## Written request 1:
Check (a), (b) and (c) against the codec description. For each, answer yes or no and quote the words from the text that settle it.
(a) The decoder resynthesizes high orders from the input parameterization.
(b) The 'med' profile runs at a total bit rate of about 1280 kbit/s.
(c) The encoder extracts transport audio channels along with metadata.

— START Passage —

Parametric spatial audio codec based on Higher-Order Directional Audio Coding (HO-DirAC).
Companion page http://research.spa.aalto.fi/publications/papers/hoac/.
The encoder extracts a set of transport audio channels and metadata. The decoder reconstructs low orders, and resynthesizes high orders from the input parameterization.
The codec is currently prototyped for 5th order HOA (and higher), at a total bit rate of ~512 kbit/s for 'low', ~768 kbit/s for 'med', and ~1280kbit for 'high' profiles.

— END Passage —

## Written request 2:
Reproduce all 22 rows of Block 1 below character for character, in their original order.

— START Raw records —

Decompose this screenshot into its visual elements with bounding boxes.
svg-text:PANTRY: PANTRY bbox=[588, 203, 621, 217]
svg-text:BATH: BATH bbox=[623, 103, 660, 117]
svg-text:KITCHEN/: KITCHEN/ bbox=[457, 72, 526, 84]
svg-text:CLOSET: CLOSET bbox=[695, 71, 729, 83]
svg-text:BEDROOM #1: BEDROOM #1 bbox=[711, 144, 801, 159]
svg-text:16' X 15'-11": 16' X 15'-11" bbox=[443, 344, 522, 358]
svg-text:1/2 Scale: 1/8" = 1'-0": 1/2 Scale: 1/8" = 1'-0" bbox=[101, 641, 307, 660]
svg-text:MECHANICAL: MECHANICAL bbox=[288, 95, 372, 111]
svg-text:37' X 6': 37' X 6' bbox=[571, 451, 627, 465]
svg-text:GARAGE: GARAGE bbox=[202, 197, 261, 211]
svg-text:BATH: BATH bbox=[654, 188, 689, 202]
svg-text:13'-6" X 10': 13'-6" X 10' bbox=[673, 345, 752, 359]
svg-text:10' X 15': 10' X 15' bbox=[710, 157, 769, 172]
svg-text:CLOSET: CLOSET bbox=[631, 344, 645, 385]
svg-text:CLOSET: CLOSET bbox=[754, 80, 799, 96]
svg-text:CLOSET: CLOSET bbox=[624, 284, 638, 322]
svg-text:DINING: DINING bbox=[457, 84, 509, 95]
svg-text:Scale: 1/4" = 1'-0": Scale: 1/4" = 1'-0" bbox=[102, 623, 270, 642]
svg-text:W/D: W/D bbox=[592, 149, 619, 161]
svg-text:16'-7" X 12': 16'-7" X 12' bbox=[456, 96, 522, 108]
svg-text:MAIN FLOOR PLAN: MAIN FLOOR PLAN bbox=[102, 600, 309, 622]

— END Raw records —

## Exercise result 1:
(a) Yes: "resynthesizes high orders from the input parameterization"
(b) No: "~768 kbit/s for 'med'"
(c) Yes: "The encoder extracts a set of transport audio channels and metadata."

## Exercise result 2:
Decompose this screenshot into its visual elements with bounding boxes.
svg-text:PANTRY: PANTRY bbox=[588, 203, 621, 217]
svg-text:BATH: BATH bbox=[623, 103, 660, 117]
svg-text:KITCHEN/: KITCHEN/ bbox=[457, 72, 526, 84]
svg-text:CLOSET: CLOSET bbox=[695, 71, 729, 83]
svg-text:BEDROOM #1: BEDROOM #1 bbox=[711, 144, 801, 159]
svg-text:16' X 15'-11": 16' X 15'-11" bbox=[443, 344, 522, 358]
svg-text:1/2 Scale: 1/8" = 1'-0": 1/2 Scale: 1/8" = 1'-0" bbox=[101, 641, 307, 660]
svg-text:MECHANICAL: MECHANICAL bbox=[288, 95, 372, 111]
svg-text:37' X 6': 37' X 6' bbox=[571, 451, 627, 465]
svg-text:GARAGE: GARAGE bbox=[202, 197, 261, 211]
svg-text:BATH: BATH bbox=[654, 188, 689, 202]
svg-text:13'-6" X 10': 13'-6" X 10' bbox=[673, 345, 752, 359]
svg-text:10' X 15': 10' X 15' bbox=[710, 157, 769, 172]
svg-text:CLOSET: CLOSET bbox=[631, 344, 645, 385]
svg-text:CLOSET: CLOSET bbox=[754, 80, 799, 96]
svg-text:CLOSET: CLOSET bbox=[624, 284, 638, 322]
svg-text:DINING: DINING bbox=[457, 84, 509, 95]
svg-text:Scale: 1/4" = 1'-0": Scale: 1/4" = 1'-0" bbox=[102, 623, 270, 642]
svg-text:W/D: W/D bbox=[592, 149, 619, 161]
svg-text:16'-7" X 12': 16'-7" X 12' bbox=[456, 96, 522, 108]
svg-text:MAIN FLOOR PLAN: MAIN FLOOR PLAN bbox=[102, 600, 309, 622]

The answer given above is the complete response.